_ROWS_
================================

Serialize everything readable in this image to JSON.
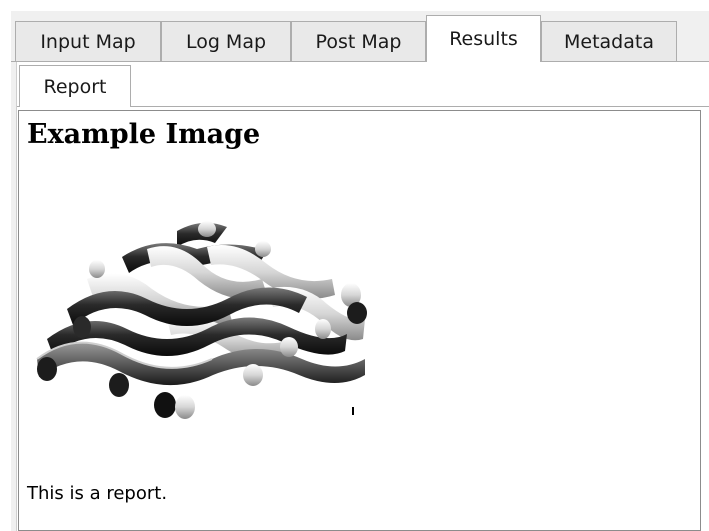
{
  "tabs": [
    {
      "label": "Input Map",
      "active": false
    },
    {
      "label": "Log Map",
      "active": false
    },
    {
      "label": "Post Map",
      "active": false
    },
    {
      "label": "Results",
      "active": true
    },
    {
      "label": "Metadata",
      "active": false
    }
  ],
  "subtabs": [
    {
      "label": "Report",
      "active": true
    }
  ],
  "report": {
    "title": "Example Image",
    "image_icon": "woven-fabric-image",
    "body_text": "This is a report."
  }
}
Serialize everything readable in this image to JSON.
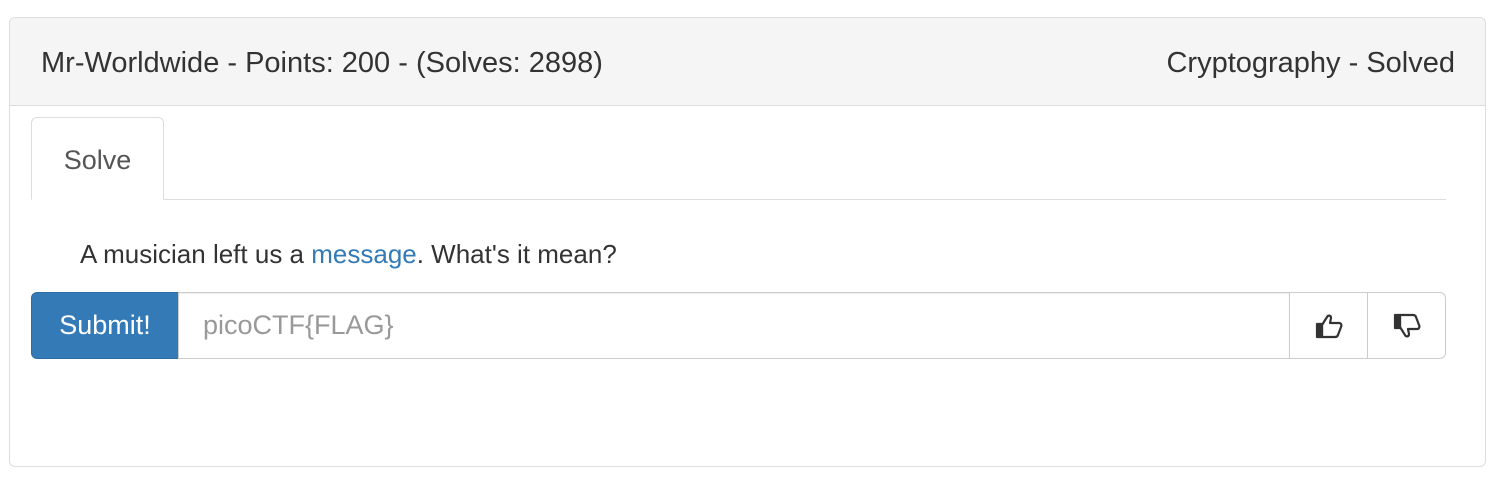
{
  "problem": {
    "title": "Mr-Worldwide - Points: 200 - (Solves: 2898)",
    "category_status": "Cryptography - Solved"
  },
  "tabs": [
    {
      "label": "Solve"
    }
  ],
  "description": {
    "prefix": "A musician left us a ",
    "link_text": "message",
    "suffix": ". What's it mean?"
  },
  "form": {
    "submit_label": "Submit!",
    "flag_placeholder": "picoCTF{FLAG}",
    "flag_value": ""
  },
  "icons": {
    "upvote": "thumbs-up-icon",
    "downvote": "thumbs-down-icon"
  },
  "colors": {
    "primary": "#337ab7",
    "link": "#337ab7",
    "heading_bg": "#f5f5f5",
    "border": "#dddddd"
  }
}
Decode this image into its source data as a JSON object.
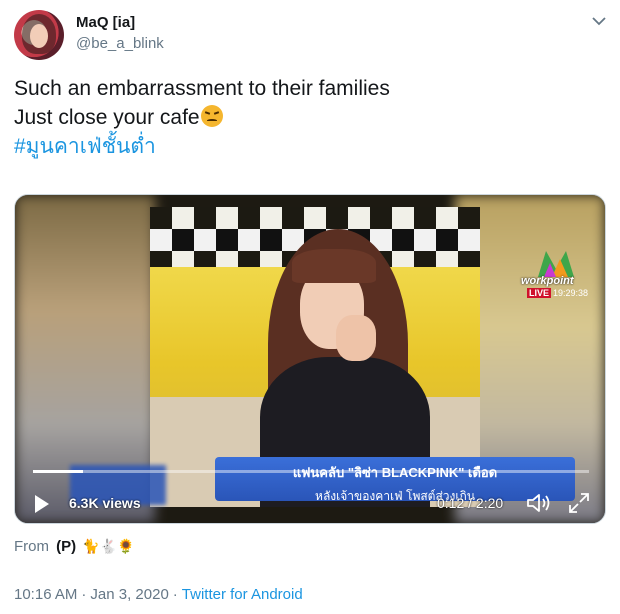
{
  "user": {
    "display_name": "MaQ [ia]",
    "handle": "@be_a_blink"
  },
  "tweet": {
    "line1": "Such an embarrassment to their families",
    "line2": "Just close your cafe",
    "hashtag": "#มูนคาเฟ่ชั้นต่ำ"
  },
  "video": {
    "views": "6.3K views",
    "time": "0:12 / 2:20",
    "progress_fraction": 0.09,
    "channel_logo_text": "workpoint",
    "live_label": "LIVE",
    "live_clock": "19:29:38",
    "caption_line1": "แฟนคลับ \"ลิซ่า BLACKPINK\" เดือด",
    "caption_line2": "หลังเจ้าของคาเฟ่ โพสต์ส่วงเกิน"
  },
  "attribution": {
    "label": "From",
    "source": "(P)",
    "emojis": "🐈🐇🌻"
  },
  "footer": {
    "time": "10:16 AM",
    "date": "Jan 3, 2020",
    "source": "Twitter for Android"
  },
  "colors": {
    "link": "#1b95e0",
    "secondary": "#657786",
    "primary_text": "#14171a"
  }
}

================================

_SET PROBLEM_
Will you restate every entry word for word and omit the images?

_RESPONSE TO THIS EXERCISE_
Serialize everything readable in this image to JSON.
{
  "tabs": [
    {
      "label": "Input Map",
      "active": false
    },
    {
      "label": "Log Map",
      "active": false
    },
    {
      "label": "Post Map",
      "active": false
    },
    {
      "label": "Results",
      "active": true
    },
    {
      "label": "Metadata",
      "active": false
    }
  ],
  "subtabs": [
    {
      "label": "Report",
      "active": true
    }
  ],
  "report": {
    "title": "Example Image",
    "image_icon": "woven-fabric-image",
    "body_text": "This is a report."
  }
}
Serialize everything readable in this image to JSON.
{
  "problem": {
    "title": "Mr-Worldwide - Points: 200 - (Solves: 2898)",
    "category_status": "Cryptography - Solved"
  },
  "tabs": [
    {
      "label": "Solve"
    }
  ],
  "description": {
    "prefix": "A musician left us a ",
    "link_text": "message",
    "suffix": ". What's it mean?"
  },
  "form": {
    "submit_label": "Submit!",
    "flag_placeholder": "picoCTF{FLAG}",
    "flag_value": ""
  },
  "icons": {
    "upvote": "thumbs-up-icon",
    "downvote": "thumbs-down-icon"
  },
  "colors": {
    "primary": "#337ab7",
    "link": "#337ab7",
    "heading_bg": "#f5f5f5",
    "border": "#dddddd"
  }
}
Decode this image into its source data as a JSON object.
{
  "user": {
    "display_name": "MaQ [ia]",
    "handle": "@be_a_blink"
  },
  "tweet": {
    "line1": "Such an embarrassment to their families",
    "line2": "Just close your cafe",
    "hashtag": "#มูนคาเฟ่ชั้นต่ำ"
  },
  "video": {
    "views": "6.3K views",
    "time": "0:12 / 2:20",
    "progress_fraction": 0.09,
    "channel_logo_text": "workpoint",
    "live_label": "LIVE",
    "live_clock": "19:29:38",
    "caption_line1": "แฟนคลับ \"ลิซ่า BLACKPINK\" เดือด",
    "caption_line2": "หลังเจ้าของคาเฟ่ โพสต์ส่วงเกิน"
  },
  "attribution": {
    "label": "From",
    "source": "(P)",
    "emojis": "🐈🐇🌻"
  },
  "footer": {
    "time": "10:16 AM",
    "date": "Jan 3, 2020",
    "source": "Twitter for Android"
  },
  "colors": {
    "link": "#1b95e0",
    "secondary": "#657786",
    "primary_text": "#14171a"
  }
}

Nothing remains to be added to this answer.